_What this task involves_:
The records below must be transcribed exactly. Do not include the pictures.

_Task input_:
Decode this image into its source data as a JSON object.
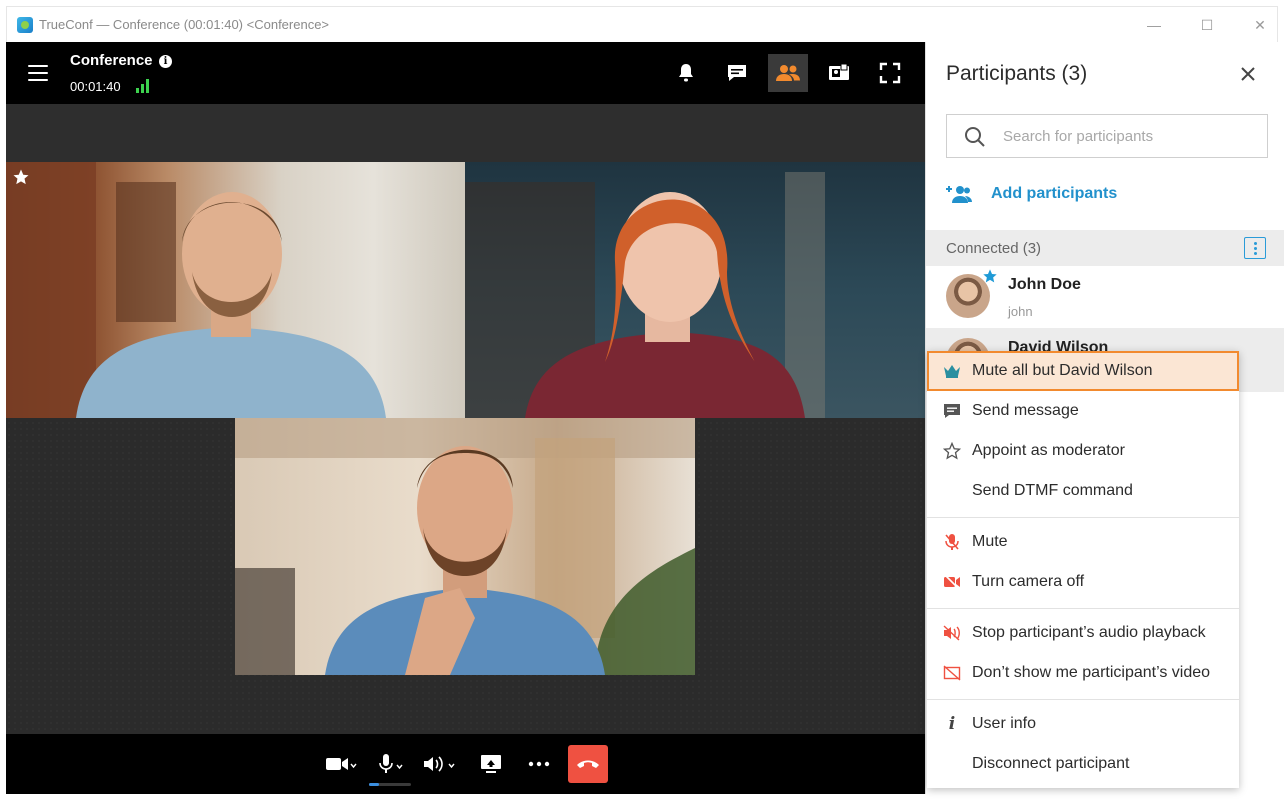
{
  "window": {
    "title": "TrueConf — Conference (00:01:40) <Conference>",
    "controls": [
      "—",
      "☐",
      "✕"
    ]
  },
  "conference": {
    "name": "Conference",
    "elapsed": "00:01:40",
    "accent": "#f28a2e",
    "topbar_buttons": [
      "bell-icon",
      "chat-icon",
      "participants-icon",
      "content-icon",
      "fullscreen-icon"
    ],
    "active_button": "participants-icon"
  },
  "video_tiles": [
    "video-tile-john-doe",
    "video-tile-female-participant",
    "video-tile-david-wilson"
  ],
  "bottom_controls": [
    "camera-icon",
    "microphone-icon",
    "speaker-icon",
    "share-screen-icon",
    "more-icon",
    "end-call-icon"
  ],
  "panel": {
    "title": "Participants (3)",
    "search_placeholder": "Search for participants",
    "add_label": "Add participants",
    "group_label": "Connected (3)",
    "participants": [
      {
        "name": "John Doe",
        "login": "john",
        "owner": true
      },
      {
        "name": "David Wilson",
        "login": "",
        "owner": false
      }
    ]
  },
  "context_menu": {
    "items": [
      {
        "label": "Mute all but David Wilson",
        "icon": "crown-icon",
        "highlighted": true
      },
      {
        "label": "Send message",
        "icon": "message-icon"
      },
      {
        "label": "Appoint as moderator",
        "icon": "star-outline-icon"
      },
      {
        "label": "Send DTMF command",
        "icon": ""
      },
      {
        "label": "Mute",
        "icon": "mic-off-icon"
      },
      {
        "label": "Turn camera off",
        "icon": "camera-off-icon"
      },
      {
        "label": "Stop participant’s audio playback",
        "icon": "speaker-off-icon"
      },
      {
        "label": "Don’t show me participant’s video",
        "icon": "video-hide-icon"
      },
      {
        "label": "User info",
        "icon": "info-italic-icon"
      },
      {
        "label": "Disconnect participant",
        "icon": ""
      }
    ]
  },
  "colors": {
    "link_blue": "#2291cc",
    "end_call_red": "#ef5141",
    "signal_green": "#3dd24f"
  }
}
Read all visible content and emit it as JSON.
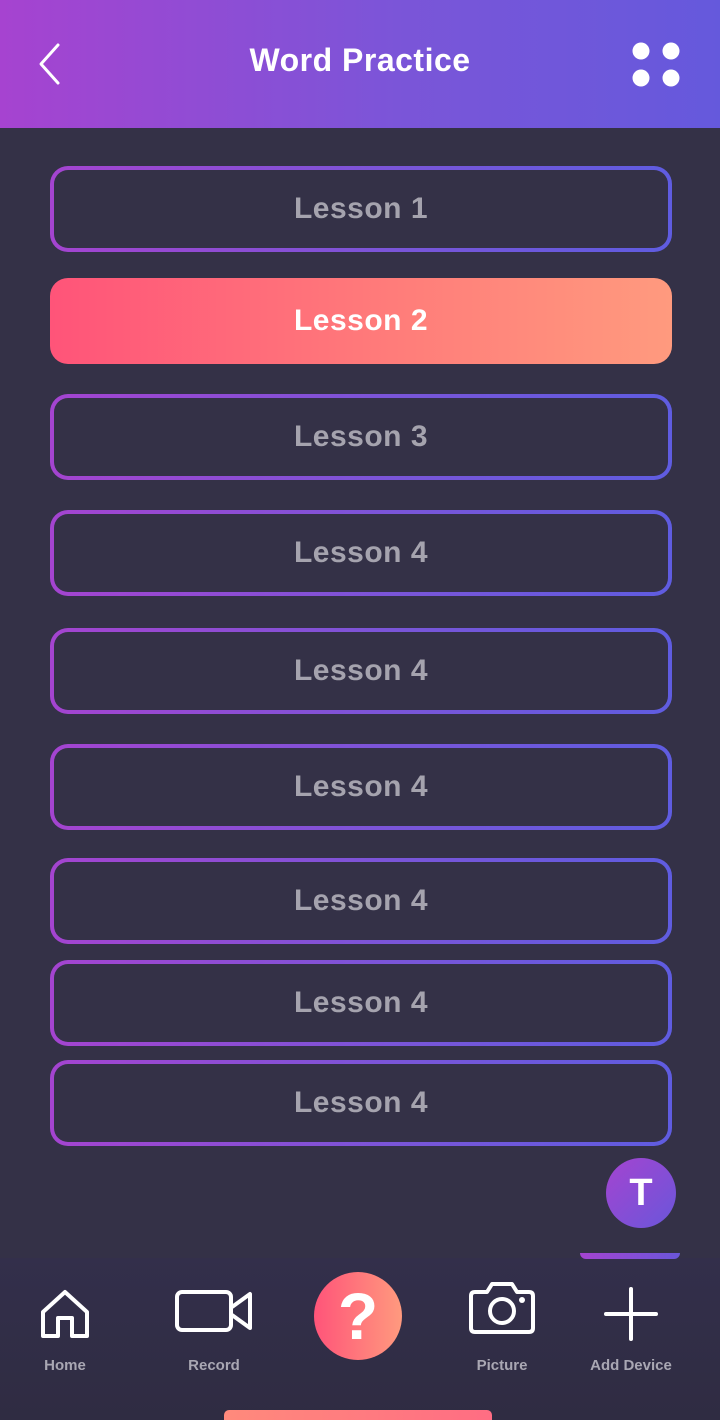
{
  "header": {
    "title": "Word Practice",
    "back_icon": "chevron-left-icon",
    "menu_icon": "grid-dots-icon"
  },
  "lessons": [
    {
      "label": "Lesson 1",
      "state": "default"
    },
    {
      "label": "Lesson 2",
      "state": "selected"
    },
    {
      "label": "Lesson 3",
      "state": "default"
    },
    {
      "label": "Lesson 4",
      "state": "default"
    },
    {
      "label": "Lesson 4",
      "state": "default"
    },
    {
      "label": "Lesson 4",
      "state": "default"
    },
    {
      "label": "Lesson 4",
      "state": "default"
    },
    {
      "label": "Lesson 4",
      "state": "default"
    },
    {
      "label": "Lesson 4",
      "state": "default"
    }
  ],
  "avatar": {
    "initial": "T"
  },
  "tabbar": {
    "home": {
      "label": "Home",
      "icon": "home-icon"
    },
    "record": {
      "label": "Record",
      "icon": "video-camera-icon"
    },
    "help": {
      "symbol": "?",
      "icon": "question-icon"
    },
    "picture": {
      "label": "Picture",
      "icon": "camera-icon"
    },
    "add_device": {
      "label": "Add Device",
      "icon": "plus-icon"
    }
  },
  "colors": {
    "background": "#343147",
    "header_gradient": [
      "#a643d0",
      "#6559dc"
    ],
    "active_gradient": [
      "#ff5479",
      "#ff9a7e"
    ],
    "outline_gradient": [
      "#a444d0",
      "#5f5ce0"
    ],
    "muted_text": "#a5a3ae"
  }
}
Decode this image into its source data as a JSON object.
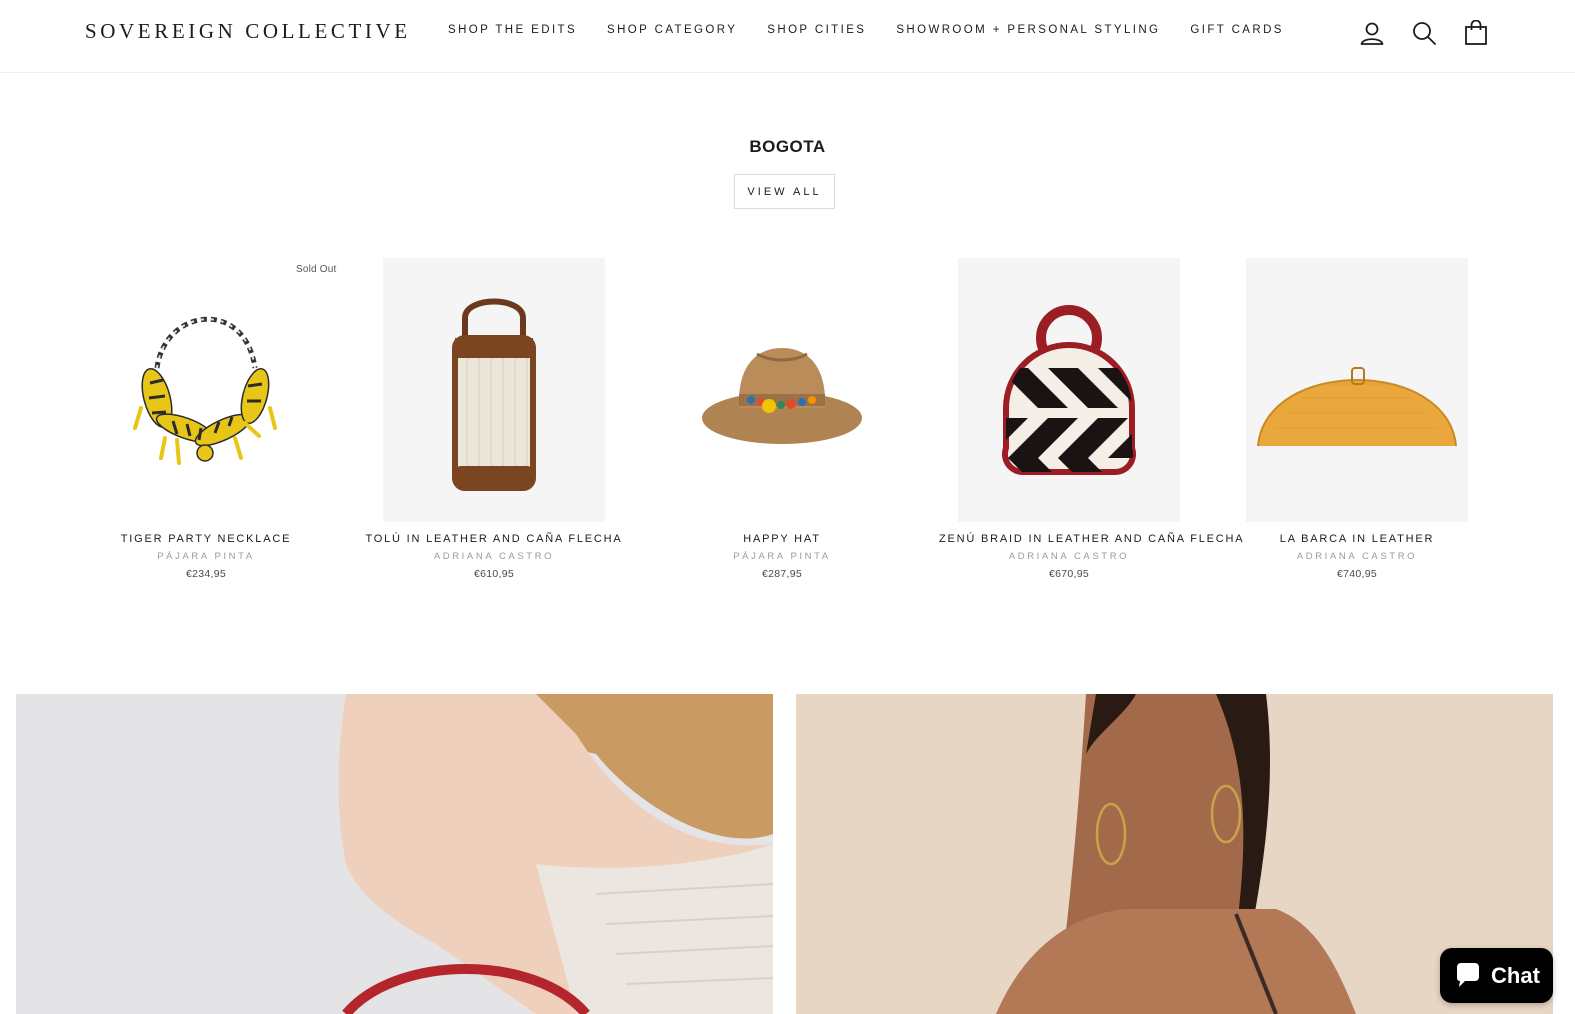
{
  "brand": {
    "logo_text": "SOVEREIGN COLLECTIVE"
  },
  "nav": {
    "items": [
      {
        "label": "SHOP THE EDITS"
      },
      {
        "label": "SHOP CATEGORY"
      },
      {
        "label": "SHOP CITIES"
      },
      {
        "label": "SHOWROOM + PERSONAL STYLING"
      },
      {
        "label": "GIFT CARDS"
      }
    ]
  },
  "header_icons": [
    "account-icon",
    "search-icon",
    "cart-icon"
  ],
  "section": {
    "title": "BOGOTA",
    "view_all_label": "VIEW ALL"
  },
  "products": [
    {
      "title": "TIGER PARTY NECKLACE",
      "vendor": "PÁJARA PINTA",
      "price": "€234,95",
      "badge": "Sold Out",
      "image_icon": "necklace-image"
    },
    {
      "title": "TOLÚ IN LEATHER AND CAÑA FLECHA",
      "vendor": "ADRIANA CASTRO",
      "price": "€610,95",
      "badge": "",
      "image_icon": "bucket-bag-image"
    },
    {
      "title": "HAPPY HAT",
      "vendor": "PÁJARA PINTA",
      "price": "€287,95",
      "badge": "",
      "image_icon": "hat-image"
    },
    {
      "title": "ZENÚ BRAID IN LEATHER AND CAÑA FLECHA",
      "vendor": "ADRIANA CASTRO",
      "price": "€670,95",
      "badge": "",
      "image_icon": "round-bag-image"
    },
    {
      "title": "LA BARCA IN LEATHER",
      "vendor": "ADRIANA CASTRO",
      "price": "€740,95",
      "badge": "",
      "image_icon": "half-moon-clutch-image"
    }
  ],
  "chat": {
    "label": "Chat"
  },
  "colors": {
    "text": "#1c1c1c",
    "muted": "#9a9a9a",
    "chat_bg": "#000000"
  }
}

_Solution for this task_:
Decode this image into its source data as a JSON object.
{
  "window": {
    "title": "TrueConf — Conference (00:01:40) <Conference>",
    "controls": [
      "—",
      "☐",
      "✕"
    ]
  },
  "conference": {
    "name": "Conference",
    "elapsed": "00:01:40",
    "accent": "#f28a2e",
    "topbar_buttons": [
      "bell-icon",
      "chat-icon",
      "participants-icon",
      "content-icon",
      "fullscreen-icon"
    ],
    "active_button": "participants-icon"
  },
  "video_tiles": [
    "video-tile-john-doe",
    "video-tile-female-participant",
    "video-tile-david-wilson"
  ],
  "bottom_controls": [
    "camera-icon",
    "microphone-icon",
    "speaker-icon",
    "share-screen-icon",
    "more-icon",
    "end-call-icon"
  ],
  "panel": {
    "title": "Participants (3)",
    "search_placeholder": "Search for participants",
    "add_label": "Add participants",
    "group_label": "Connected (3)",
    "participants": [
      {
        "name": "John Doe",
        "login": "john",
        "owner": true
      },
      {
        "name": "David Wilson",
        "login": "",
        "owner": false
      }
    ]
  },
  "context_menu": {
    "items": [
      {
        "label": "Mute all but David Wilson",
        "icon": "crown-icon",
        "highlighted": true
      },
      {
        "label": "Send message",
        "icon": "message-icon"
      },
      {
        "label": "Appoint as moderator",
        "icon": "star-outline-icon"
      },
      {
        "label": "Send DTMF command",
        "icon": ""
      },
      {
        "label": "Mute",
        "icon": "mic-off-icon"
      },
      {
        "label": "Turn camera off",
        "icon": "camera-off-icon"
      },
      {
        "label": "Stop participant’s audio playback",
        "icon": "speaker-off-icon"
      },
      {
        "label": "Don’t show me participant’s video",
        "icon": "video-hide-icon"
      },
      {
        "label": "User info",
        "icon": "info-italic-icon"
      },
      {
        "label": "Disconnect participant",
        "icon": ""
      }
    ]
  },
  "colors": {
    "link_blue": "#2291cc",
    "end_call_red": "#ef5141",
    "signal_green": "#3dd24f"
  }
}
Read all visible content and emit it as JSON.
{
  "header": {
    "title": "Word Practice",
    "back_icon": "chevron-left-icon",
    "menu_icon": "grid-dots-icon"
  },
  "lessons": [
    {
      "label": "Lesson 1",
      "state": "default"
    },
    {
      "label": "Lesson 2",
      "state": "selected"
    },
    {
      "label": "Lesson 3",
      "state": "default"
    },
    {
      "label": "Lesson 4",
      "state": "default"
    },
    {
      "label": "Lesson 4",
      "state": "default"
    },
    {
      "label": "Lesson 4",
      "state": "default"
    },
    {
      "label": "Lesson 4",
      "state": "default"
    },
    {
      "label": "Lesson 4",
      "state": "default"
    },
    {
      "label": "Lesson 4",
      "state": "default"
    }
  ],
  "avatar": {
    "initial": "T"
  },
  "tabbar": {
    "home": {
      "label": "Home",
      "icon": "home-icon"
    },
    "record": {
      "label": "Record",
      "icon": "video-camera-icon"
    },
    "help": {
      "symbol": "?",
      "icon": "question-icon"
    },
    "picture": {
      "label": "Picture",
      "icon": "camera-icon"
    },
    "add_device": {
      "label": "Add Device",
      "icon": "plus-icon"
    }
  },
  "colors": {
    "background": "#343147",
    "header_gradient": [
      "#a643d0",
      "#6559dc"
    ],
    "active_gradient": [
      "#ff5479",
      "#ff9a7e"
    ],
    "outline_gradient": [
      "#a444d0",
      "#5f5ce0"
    ],
    "muted_text": "#a5a3ae"
  }
}
Decode this image into its source data as a JSON object.
{
  "brand": {
    "logo_text": "SOVEREIGN COLLECTIVE"
  },
  "nav": {
    "items": [
      {
        "label": "SHOP THE EDITS"
      },
      {
        "label": "SHOP CATEGORY"
      },
      {
        "label": "SHOP CITIES"
      },
      {
        "label": "SHOWROOM + PERSONAL STYLING"
      },
      {
        "label": "GIFT CARDS"
      }
    ]
  },
  "header_icons": [
    "account-icon",
    "search-icon",
    "cart-icon"
  ],
  "section": {
    "title": "BOGOTA",
    "view_all_label": "VIEW ALL"
  },
  "products": [
    {
      "title": "TIGER PARTY NECKLACE",
      "vendor": "PÁJARA PINTA",
      "price": "€234,95",
      "badge": "Sold Out",
      "image_icon": "necklace-image"
    },
    {
      "title": "TOLÚ IN LEATHER AND CAÑA FLECHA",
      "vendor": "ADRIANA CASTRO",
      "price": "€610,95",
      "badge": "",
      "image_icon": "bucket-bag-image"
    },
    {
      "title": "HAPPY HAT",
      "vendor": "PÁJARA PINTA",
      "price": "€287,95",
      "badge": "",
      "image_icon": "hat-image"
    },
    {
      "title": "ZENÚ BRAID IN LEATHER AND CAÑA FLECHA",
      "vendor": "ADRIANA CASTRO",
      "price": "€670,95",
      "badge": "",
      "image_icon": "round-bag-image"
    },
    {
      "title": "LA BARCA IN LEATHER",
      "vendor": "ADRIANA CASTRO",
      "price": "€740,95",
      "badge": "",
      "image_icon": "half-moon-clutch-image"
    }
  ],
  "chat": {
    "label": "Chat"
  },
  "colors": {
    "text": "#1c1c1c",
    "muted": "#9a9a9a",
    "chat_bg": "#000000"
  }
}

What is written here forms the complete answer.